# [Task instructions]
From the entries that follow, pick out all lines holding "Area".

# [Exercise input]
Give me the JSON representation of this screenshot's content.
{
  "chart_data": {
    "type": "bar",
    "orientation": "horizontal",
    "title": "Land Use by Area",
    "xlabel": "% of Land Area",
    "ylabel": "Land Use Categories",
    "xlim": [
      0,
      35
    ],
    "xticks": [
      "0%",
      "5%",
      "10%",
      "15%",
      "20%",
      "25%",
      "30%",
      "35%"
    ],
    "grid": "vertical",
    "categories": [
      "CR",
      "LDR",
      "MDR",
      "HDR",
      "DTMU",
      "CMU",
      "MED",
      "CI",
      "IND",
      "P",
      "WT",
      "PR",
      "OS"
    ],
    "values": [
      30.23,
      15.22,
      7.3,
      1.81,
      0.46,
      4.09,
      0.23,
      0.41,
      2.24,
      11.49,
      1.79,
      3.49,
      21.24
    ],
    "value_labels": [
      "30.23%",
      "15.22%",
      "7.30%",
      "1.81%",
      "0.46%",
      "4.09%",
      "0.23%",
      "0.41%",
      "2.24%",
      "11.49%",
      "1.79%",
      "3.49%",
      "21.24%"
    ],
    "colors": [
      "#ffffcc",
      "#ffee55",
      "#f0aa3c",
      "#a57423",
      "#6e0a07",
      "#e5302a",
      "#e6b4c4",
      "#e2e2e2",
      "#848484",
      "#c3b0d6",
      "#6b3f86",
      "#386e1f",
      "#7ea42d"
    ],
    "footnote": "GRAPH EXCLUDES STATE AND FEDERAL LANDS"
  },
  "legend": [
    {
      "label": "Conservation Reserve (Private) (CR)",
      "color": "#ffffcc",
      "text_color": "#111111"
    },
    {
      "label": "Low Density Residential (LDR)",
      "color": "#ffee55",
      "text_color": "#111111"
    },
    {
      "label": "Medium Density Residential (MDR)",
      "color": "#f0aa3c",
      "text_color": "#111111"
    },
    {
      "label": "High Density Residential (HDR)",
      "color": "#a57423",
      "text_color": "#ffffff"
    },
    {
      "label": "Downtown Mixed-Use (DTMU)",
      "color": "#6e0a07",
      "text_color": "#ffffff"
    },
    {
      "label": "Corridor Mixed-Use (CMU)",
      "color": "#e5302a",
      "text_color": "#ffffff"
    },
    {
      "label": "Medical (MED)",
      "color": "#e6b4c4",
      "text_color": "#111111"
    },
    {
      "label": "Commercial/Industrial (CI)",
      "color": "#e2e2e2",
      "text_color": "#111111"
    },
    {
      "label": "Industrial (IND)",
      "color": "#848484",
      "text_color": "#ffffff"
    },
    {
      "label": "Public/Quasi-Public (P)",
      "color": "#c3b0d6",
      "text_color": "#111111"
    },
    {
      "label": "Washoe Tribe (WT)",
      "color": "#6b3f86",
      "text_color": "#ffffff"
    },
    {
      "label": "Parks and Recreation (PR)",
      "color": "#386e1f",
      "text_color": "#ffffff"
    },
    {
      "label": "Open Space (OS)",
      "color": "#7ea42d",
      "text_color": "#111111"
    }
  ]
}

# [Solution to this problem]
    "title": "Land Use by Area",
    "xlabel": "% of Land Area",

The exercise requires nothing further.